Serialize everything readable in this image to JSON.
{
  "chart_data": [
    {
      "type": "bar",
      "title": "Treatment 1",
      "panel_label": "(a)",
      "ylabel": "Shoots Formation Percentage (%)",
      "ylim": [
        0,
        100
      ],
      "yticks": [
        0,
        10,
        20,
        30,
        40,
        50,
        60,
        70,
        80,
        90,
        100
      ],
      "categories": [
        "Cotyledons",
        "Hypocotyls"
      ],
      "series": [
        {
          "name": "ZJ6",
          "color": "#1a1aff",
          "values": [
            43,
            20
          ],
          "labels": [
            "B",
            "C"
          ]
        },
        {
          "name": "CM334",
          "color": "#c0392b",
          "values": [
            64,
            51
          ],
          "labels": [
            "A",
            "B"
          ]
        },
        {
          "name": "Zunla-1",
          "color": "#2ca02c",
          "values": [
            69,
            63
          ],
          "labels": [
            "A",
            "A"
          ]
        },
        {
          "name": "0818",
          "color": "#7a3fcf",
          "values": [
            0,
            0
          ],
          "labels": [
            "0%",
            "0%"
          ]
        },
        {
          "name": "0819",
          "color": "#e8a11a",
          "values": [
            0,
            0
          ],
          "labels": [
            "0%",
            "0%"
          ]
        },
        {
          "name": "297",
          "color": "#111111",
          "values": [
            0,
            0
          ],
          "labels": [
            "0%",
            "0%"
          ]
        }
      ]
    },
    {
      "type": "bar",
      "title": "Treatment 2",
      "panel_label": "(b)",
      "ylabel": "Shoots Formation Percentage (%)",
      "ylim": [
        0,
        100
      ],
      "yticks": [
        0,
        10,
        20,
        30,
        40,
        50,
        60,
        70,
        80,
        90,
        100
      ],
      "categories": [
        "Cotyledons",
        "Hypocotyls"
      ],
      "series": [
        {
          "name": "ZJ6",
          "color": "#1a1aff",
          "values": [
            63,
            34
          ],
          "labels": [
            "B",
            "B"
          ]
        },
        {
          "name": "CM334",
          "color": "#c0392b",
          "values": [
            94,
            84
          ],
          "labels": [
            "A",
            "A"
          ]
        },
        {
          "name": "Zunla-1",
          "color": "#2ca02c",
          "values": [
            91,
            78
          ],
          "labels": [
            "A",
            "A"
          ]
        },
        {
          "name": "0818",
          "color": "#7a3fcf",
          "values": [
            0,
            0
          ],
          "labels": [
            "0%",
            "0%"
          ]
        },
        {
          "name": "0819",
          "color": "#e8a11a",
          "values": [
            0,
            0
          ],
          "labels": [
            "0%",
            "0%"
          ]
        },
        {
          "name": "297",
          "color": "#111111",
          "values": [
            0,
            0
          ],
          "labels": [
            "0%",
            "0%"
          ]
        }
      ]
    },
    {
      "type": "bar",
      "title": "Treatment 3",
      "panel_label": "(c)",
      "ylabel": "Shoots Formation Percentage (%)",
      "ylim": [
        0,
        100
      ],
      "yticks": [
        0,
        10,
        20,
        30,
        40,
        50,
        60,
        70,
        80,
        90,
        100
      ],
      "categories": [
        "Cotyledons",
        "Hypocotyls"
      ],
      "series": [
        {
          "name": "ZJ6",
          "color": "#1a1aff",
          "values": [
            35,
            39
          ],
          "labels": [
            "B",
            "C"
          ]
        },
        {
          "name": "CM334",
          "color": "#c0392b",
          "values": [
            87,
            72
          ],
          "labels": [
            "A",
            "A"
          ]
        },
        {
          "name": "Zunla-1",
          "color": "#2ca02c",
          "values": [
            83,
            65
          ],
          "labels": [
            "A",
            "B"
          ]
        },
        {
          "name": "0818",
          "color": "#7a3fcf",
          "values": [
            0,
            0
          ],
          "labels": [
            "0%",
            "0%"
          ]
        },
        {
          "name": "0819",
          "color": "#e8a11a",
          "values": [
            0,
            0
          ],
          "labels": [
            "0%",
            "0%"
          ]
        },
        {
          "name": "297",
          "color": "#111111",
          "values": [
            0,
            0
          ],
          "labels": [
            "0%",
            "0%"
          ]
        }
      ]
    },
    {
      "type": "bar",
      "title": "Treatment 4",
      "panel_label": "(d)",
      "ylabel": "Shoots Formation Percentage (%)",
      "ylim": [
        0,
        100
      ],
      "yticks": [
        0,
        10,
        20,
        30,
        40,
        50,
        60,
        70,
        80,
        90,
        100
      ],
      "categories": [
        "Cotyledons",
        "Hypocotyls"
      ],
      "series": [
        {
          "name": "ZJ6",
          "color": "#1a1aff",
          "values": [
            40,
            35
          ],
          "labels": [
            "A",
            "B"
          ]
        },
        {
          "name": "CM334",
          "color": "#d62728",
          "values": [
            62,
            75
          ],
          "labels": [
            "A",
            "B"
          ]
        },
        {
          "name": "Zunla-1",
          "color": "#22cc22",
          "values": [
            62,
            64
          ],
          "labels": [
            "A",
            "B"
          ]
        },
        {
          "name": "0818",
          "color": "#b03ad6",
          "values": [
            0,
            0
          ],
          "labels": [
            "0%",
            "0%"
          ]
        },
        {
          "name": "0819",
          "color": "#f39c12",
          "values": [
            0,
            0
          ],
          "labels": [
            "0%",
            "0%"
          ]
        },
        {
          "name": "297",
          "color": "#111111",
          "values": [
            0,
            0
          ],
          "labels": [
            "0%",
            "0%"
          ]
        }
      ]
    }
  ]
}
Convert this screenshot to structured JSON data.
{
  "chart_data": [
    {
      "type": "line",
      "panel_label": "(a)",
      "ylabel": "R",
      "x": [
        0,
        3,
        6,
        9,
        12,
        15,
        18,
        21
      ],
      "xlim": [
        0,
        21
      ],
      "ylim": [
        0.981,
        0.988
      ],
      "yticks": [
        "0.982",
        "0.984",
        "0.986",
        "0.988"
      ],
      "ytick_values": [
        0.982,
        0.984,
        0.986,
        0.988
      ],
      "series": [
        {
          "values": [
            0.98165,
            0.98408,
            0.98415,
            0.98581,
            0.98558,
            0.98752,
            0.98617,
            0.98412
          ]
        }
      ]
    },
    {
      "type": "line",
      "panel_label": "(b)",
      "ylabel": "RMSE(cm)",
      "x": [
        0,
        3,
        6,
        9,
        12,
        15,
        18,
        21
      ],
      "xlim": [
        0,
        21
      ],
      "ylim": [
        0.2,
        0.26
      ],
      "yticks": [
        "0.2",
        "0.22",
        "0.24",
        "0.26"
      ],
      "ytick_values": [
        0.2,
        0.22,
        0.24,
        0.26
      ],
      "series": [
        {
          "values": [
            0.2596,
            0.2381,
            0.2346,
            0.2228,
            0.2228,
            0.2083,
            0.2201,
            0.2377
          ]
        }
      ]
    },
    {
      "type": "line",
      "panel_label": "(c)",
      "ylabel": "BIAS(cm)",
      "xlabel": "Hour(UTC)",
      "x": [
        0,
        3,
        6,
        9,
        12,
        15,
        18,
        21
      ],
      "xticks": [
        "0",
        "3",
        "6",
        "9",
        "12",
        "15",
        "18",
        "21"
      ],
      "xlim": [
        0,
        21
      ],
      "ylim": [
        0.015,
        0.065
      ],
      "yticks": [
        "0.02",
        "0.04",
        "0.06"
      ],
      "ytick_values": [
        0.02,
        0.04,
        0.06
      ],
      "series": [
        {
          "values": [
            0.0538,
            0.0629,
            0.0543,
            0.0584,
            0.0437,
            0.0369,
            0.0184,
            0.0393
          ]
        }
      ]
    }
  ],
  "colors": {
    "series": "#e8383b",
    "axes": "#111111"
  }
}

====================

The exercise: Write out the entire listing exactly.

Solved exercise:
Serialize everything readable in this image to JSON.
{
  "chart_data": [
    {
      "type": "bar",
      "title": "Treatment 1",
      "panel_label": "(a)",
      "ylabel": "Shoots Formation Percentage (%)",
      "ylim": [
        0,
        100
      ],
      "yticks": [
        0,
        10,
        20,
        30,
        40,
        50,
        60,
        70,
        80,
        90,
        100
      ],
      "categories": [
        "Cotyledons",
        "Hypocotyls"
      ],
      "series": [
        {
          "name": "ZJ6",
          "color": "#1a1aff",
          "values": [
            43,
            20
          ],
          "labels": [
            "B",
            "C"
          ]
        },
        {
          "name": "CM334",
          "color": "#c0392b",
          "values": [
            64,
            51
          ],
          "labels": [
            "A",
            "B"
          ]
        },
        {
          "name": "Zunla-1",
          "color": "#2ca02c",
          "values": [
            69,
            63
          ],
          "labels": [
            "A",
            "A"
          ]
        },
        {
          "name": "0818",
          "color": "#7a3fcf",
          "values": [
            0,
            0
          ],
          "labels": [
            "0%",
            "0%"
          ]
        },
        {
          "name": "0819",
          "color": "#e8a11a",
          "values": [
            0,
            0
          ],
          "labels": [
            "0%",
            "0%"
          ]
        },
        {
          "name": "297",
          "color": "#111111",
          "values": [
            0,
            0
          ],
          "labels": [
            "0%",
            "0%"
          ]
        }
      ]
    },
    {
      "type": "bar",
      "title": "Treatment 2",
      "panel_label": "(b)",
      "ylabel": "Shoots Formation Percentage (%)",
      "ylim": [
        0,
        100
      ],
      "yticks": [
        0,
        10,
        20,
        30,
        40,
        50,
        60,
        70,
        80,
        90,
        100
      ],
      "categories": [
        "Cotyledons",
        "Hypocotyls"
      ],
      "series": [
        {
          "name": "ZJ6",
          "color": "#1a1aff",
          "values": [
            63,
            34
          ],
          "labels": [
            "B",
            "B"
          ]
        },
        {
          "name": "CM334",
          "color": "#c0392b",
          "values": [
            94,
            84
          ],
          "labels": [
            "A",
            "A"
          ]
        },
        {
          "name": "Zunla-1",
          "color": "#2ca02c",
          "values": [
            91,
            78
          ],
          "labels": [
            "A",
            "A"
          ]
        },
        {
          "name": "0818",
          "color": "#7a3fcf",
          "values": [
            0,
            0
          ],
          "labels": [
            "0%",
            "0%"
          ]
        },
        {
          "name": "0819",
          "color": "#e8a11a",
          "values": [
            0,
            0
          ],
          "labels": [
            "0%",
            "0%"
          ]
        },
        {
          "name": "297",
          "color": "#111111",
          "values": [
            0,
            0
          ],
          "labels": [
            "0%",
            "0%"
          ]
        }
      ]
    },
    {
      "type": "bar",
      "title": "Treatment 3",
      "panel_label": "(c)",
      "ylabel": "Shoots Formation Percentage (%)",
      "ylim": [
        0,
        100
      ],
      "yticks": [
        0,
        10,
        20,
        30,
        40,
        50,
        60,
        70,
        80,
        90,
        100
      ],
      "categories": [
        "Cotyledons",
        "Hypocotyls"
      ],
      "series": [
        {
          "name": "ZJ6",
          "color": "#1a1aff",
          "values": [
            35,
            39
          ],
          "labels": [
            "B",
            "C"
          ]
        },
        {
          "name": "CM334",
          "color": "#c0392b",
          "values": [
            87,
            72
          ],
          "labels": [
            "A",
            "A"
          ]
        },
        {
          "name": "Zunla-1",
          "color": "#2ca02c",
          "values": [
            83,
            65
          ],
          "labels": [
            "A",
            "B"
          ]
        },
        {
          "name": "0818",
          "color": "#7a3fcf",
          "values": [
            0,
            0
          ],
          "labels": [
            "0%",
            "0%"
          ]
        },
        {
          "name": "0819",
          "color": "#e8a11a",
          "values": [
            0,
            0
          ],
          "labels": [
            "0%",
            "0%"
          ]
        },
        {
          "name": "297",
          "color": "#111111",
          "values": [
            0,
            0
          ],
          "labels": [
            "0%",
            "0%"
          ]
        }
      ]
    },
    {
      "type": "bar",
      "title": "Treatment 4",
      "panel_label": "(d)",
      "ylabel": "Shoots Formation Percentage (%)",
      "ylim": [
        0,
        100
      ],
      "yticks": [
        0,
        10,
        20,
        30,
        40,
        50,
        60,
        70,
        80,
        90,
        100
      ],
      "categories": [
        "Cotyledons",
        "Hypocotyls"
      ],
      "series": [
        {
          "name": "ZJ6",
          "color": "#1a1aff",
          "values": [
            40,
            35
          ],
          "labels": [
            "A",
            "B"
          ]
        },
        {
          "name": "CM334",
          "color": "#d62728",
          "values": [
            62,
            75
          ],
          "labels": [
            "A",
            "B"
          ]
        },
        {
          "name": "Zunla-1",
          "color": "#22cc22",
          "values": [
            62,
            64
          ],
          "labels": [
            "A",
            "B"
          ]
        },
        {
          "name": "0818",
          "color": "#b03ad6",
          "values": [
            0,
            0
          ],
          "labels": [
            "0%",
            "0%"
          ]
        },
        {
          "name": "0819",
          "color": "#f39c12",
          "values": [
            0,
            0
          ],
          "labels": [
            "0%",
            "0%"
          ]
        },
        {
          "name": "297",
          "color": "#111111",
          "values": [
            0,
            0
          ],
          "labels": [
            "0%",
            "0%"
          ]
        }
      ]
    }
  ]
}
Convert this screenshot to structured JSON data.
{
  "chart_data": [
    {
      "type": "line",
      "panel_label": "(a)",
      "ylabel": "R",
      "x": [
        0,
        3,
        6,
        9,
        12,
        15,
        18,
        21
      ],
      "xlim": [
        0,
        21
      ],
      "ylim": [
        0.981,
        0.988
      ],
      "yticks": [
        "0.982",
        "0.984",
        "0.986",
        "0.988"
      ],
      "ytick_values": [
        0.982,
        0.984,
        0.986,
        0.988
      ],
      "series": [
        {
          "values": [
            0.98165,
            0.98408,
            0.98415,
            0.98581,
            0.98558,
            0.98752,
            0.98617,
            0.98412
          ]
        }
      ]
    },
    {
      "type": "line",
      "panel_label": "(b)",
      "ylabel": "RMSE(cm)",
      "x": [
        0,
        3,
        6,
        9,
        12,
        15,
        18,
        21
      ],
      "xlim": [
        0,
        21
      ],
      "ylim": [
        0.2,
        0.26
      ],
      "yticks": [
        "0.2",
        "0.22",
        "0.24",
        "0.26"
      ],
      "ytick_values": [
        0.2,
        0.22,
        0.24,
        0.26
      ],
      "series": [
        {
          "values": [
            0.2596,
            0.2381,
            0.2346,
            0.2228,
            0.2228,
            0.2083,
            0.2201,
            0.2377
          ]
        }
      ]
    },
    {
      "type": "line",
      "panel_label": "(c)",
      "ylabel": "BIAS(cm)",
      "xlabel": "Hour(UTC)",
      "x": [
        0,
        3,
        6,
        9,
        12,
        15,
        18,
        21
      ],
      "xticks": [
        "0",
        "3",
        "6",
        "9",
        "12",
        "15",
        "18",
        "21"
      ],
      "xlim": [
        0,
        21
      ],
      "ylim": [
        0.015,
        0.065
      ],
      "yticks": [
        "0.02",
        "0.04",
        "0.06"
      ],
      "ytick_values": [
        0.02,
        0.04,
        0.06
      ],
      "series": [
        {
          "values": [
            0.0538,
            0.0629,
            0.0543,
            0.0584,
            0.0437,
            0.0369,
            0.0184,
            0.0393
          ]
        }
      ]
    }
  ],
  "colors": {
    "series": "#e8383b",
    "axes": "#111111"
  }
}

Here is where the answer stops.